▶ Available records
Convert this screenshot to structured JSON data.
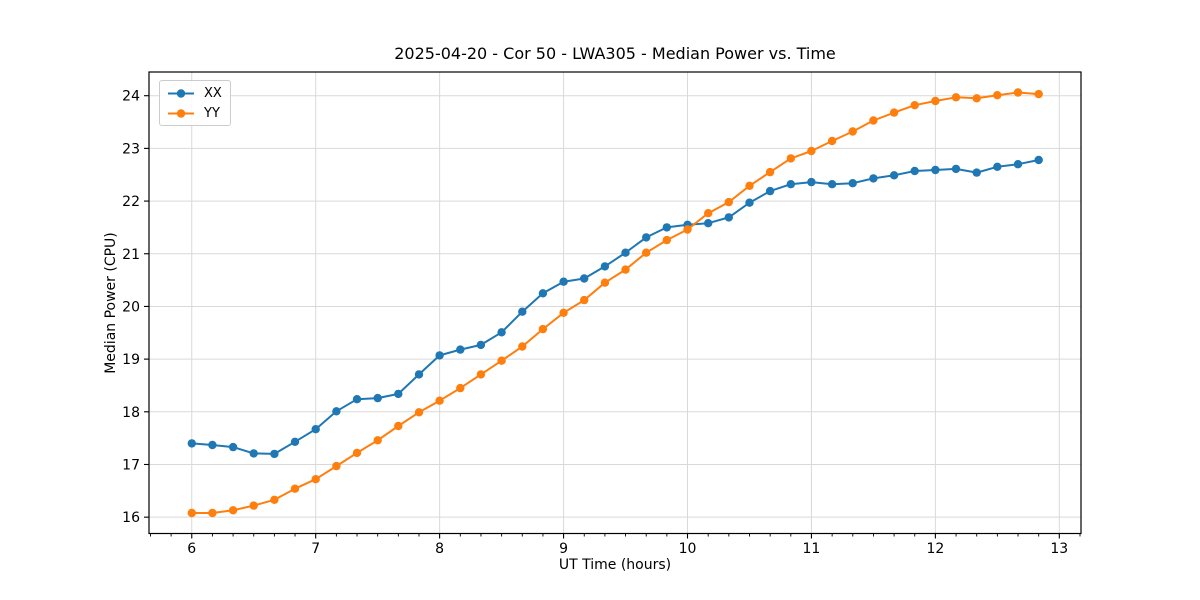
{
  "chart_data": {
    "type": "line",
    "title": "2025-04-20 - Cor 50 - LWA305 - Median Power vs. Time",
    "xlabel": "UT Time (hours)",
    "ylabel": "Median Power (CPU)",
    "x": [
      6.0,
      6.1667,
      6.3333,
      6.5,
      6.6667,
      6.8333,
      7.0,
      7.1667,
      7.3333,
      7.5,
      7.6667,
      7.8333,
      8.0,
      8.1667,
      8.3333,
      8.5,
      8.6667,
      8.8333,
      9.0,
      9.1667,
      9.3333,
      9.5,
      9.6667,
      9.8333,
      10.0,
      10.1667,
      10.3333,
      10.5,
      10.6667,
      10.8333,
      11.0,
      11.1667,
      11.3333,
      11.5,
      11.6667,
      11.8333,
      12.0,
      12.1667,
      12.3333,
      12.5,
      12.6667,
      12.8333
    ],
    "series": [
      {
        "name": "XX",
        "color": "#1f77b4",
        "marker": "circle",
        "values": [
          17.4,
          17.37,
          17.33,
          17.21,
          17.2,
          17.43,
          17.67,
          18.01,
          18.24,
          18.26,
          18.34,
          18.71,
          19.07,
          19.18,
          19.27,
          19.51,
          19.9,
          20.25,
          20.47,
          20.53,
          20.76,
          21.02,
          21.31,
          21.5,
          21.55,
          21.58,
          21.69,
          21.97,
          22.19,
          22.32,
          22.36,
          22.32,
          22.34,
          22.43,
          22.49,
          22.57,
          22.59,
          22.61,
          22.54,
          22.65,
          22.7,
          22.78
        ]
      },
      {
        "name": "YY",
        "color": "#ff7f0e",
        "marker": "circle",
        "values": [
          16.08,
          16.08,
          16.13,
          16.22,
          16.33,
          16.54,
          16.72,
          16.97,
          17.22,
          17.46,
          17.73,
          17.99,
          18.21,
          18.45,
          18.71,
          18.97,
          19.24,
          19.57,
          19.88,
          20.12,
          20.45,
          20.7,
          21.02,
          21.26,
          21.46,
          21.77,
          21.98,
          22.29,
          22.55,
          22.81,
          22.95,
          23.14,
          23.32,
          23.53,
          23.68,
          23.82,
          23.9,
          23.97,
          23.95,
          24.01,
          24.06,
          24.03
        ]
      }
    ],
    "xlim": [
      5.655,
      13.175
    ],
    "ylim": [
      15.69,
      24.45
    ],
    "xticks": [
      6,
      7,
      8,
      9,
      10,
      11,
      12,
      13
    ],
    "yticks": [
      16,
      17,
      18,
      19,
      20,
      21,
      22,
      23,
      24
    ],
    "x_minor_tick_interval": 0.16667,
    "grid": true,
    "grid_color": "#d9d9d9",
    "axis_color": "#000000",
    "background_color": "#ffffff",
    "legend": {
      "location": "upper left",
      "entries": [
        "XX",
        "YY"
      ]
    }
  }
}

▶ Given instruction
Repeat the material above word for word, please, apart from its images.

▶ Correct answer
Convert this screenshot to structured JSON data.
{
  "chart_data": {
    "type": "line",
    "title": "2025-04-20 - Cor 50 - LWA305 - Median Power vs. Time",
    "xlabel": "UT Time (hours)",
    "ylabel": "Median Power (CPU)",
    "x": [
      6.0,
      6.1667,
      6.3333,
      6.5,
      6.6667,
      6.8333,
      7.0,
      7.1667,
      7.3333,
      7.5,
      7.6667,
      7.8333,
      8.0,
      8.1667,
      8.3333,
      8.5,
      8.6667,
      8.8333,
      9.0,
      9.1667,
      9.3333,
      9.5,
      9.6667,
      9.8333,
      10.0,
      10.1667,
      10.3333,
      10.5,
      10.6667,
      10.8333,
      11.0,
      11.1667,
      11.3333,
      11.5,
      11.6667,
      11.8333,
      12.0,
      12.1667,
      12.3333,
      12.5,
      12.6667,
      12.8333
    ],
    "series": [
      {
        "name": "XX",
        "color": "#1f77b4",
        "marker": "circle",
        "values": [
          17.4,
          17.37,
          17.33,
          17.21,
          17.2,
          17.43,
          17.67,
          18.01,
          18.24,
          18.26,
          18.34,
          18.71,
          19.07,
          19.18,
          19.27,
          19.51,
          19.9,
          20.25,
          20.47,
          20.53,
          20.76,
          21.02,
          21.31,
          21.5,
          21.55,
          21.58,
          21.69,
          21.97,
          22.19,
          22.32,
          22.36,
          22.32,
          22.34,
          22.43,
          22.49,
          22.57,
          22.59,
          22.61,
          22.54,
          22.65,
          22.7,
          22.78
        ]
      },
      {
        "name": "YY",
        "color": "#ff7f0e",
        "marker": "circle",
        "values": [
          16.08,
          16.08,
          16.13,
          16.22,
          16.33,
          16.54,
          16.72,
          16.97,
          17.22,
          17.46,
          17.73,
          17.99,
          18.21,
          18.45,
          18.71,
          18.97,
          19.24,
          19.57,
          19.88,
          20.12,
          20.45,
          20.7,
          21.02,
          21.26,
          21.46,
          21.77,
          21.98,
          22.29,
          22.55,
          22.81,
          22.95,
          23.14,
          23.32,
          23.53,
          23.68,
          23.82,
          23.9,
          23.97,
          23.95,
          24.01,
          24.06,
          24.03
        ]
      }
    ],
    "xlim": [
      5.655,
      13.175
    ],
    "ylim": [
      15.69,
      24.45
    ],
    "xticks": [
      6,
      7,
      8,
      9,
      10,
      11,
      12,
      13
    ],
    "yticks": [
      16,
      17,
      18,
      19,
      20,
      21,
      22,
      23,
      24
    ],
    "x_minor_tick_interval": 0.16667,
    "grid": true,
    "grid_color": "#d9d9d9",
    "axis_color": "#000000",
    "background_color": "#ffffff",
    "legend": {
      "location": "upper left",
      "entries": [
        "XX",
        "YY"
      ]
    }
  }
}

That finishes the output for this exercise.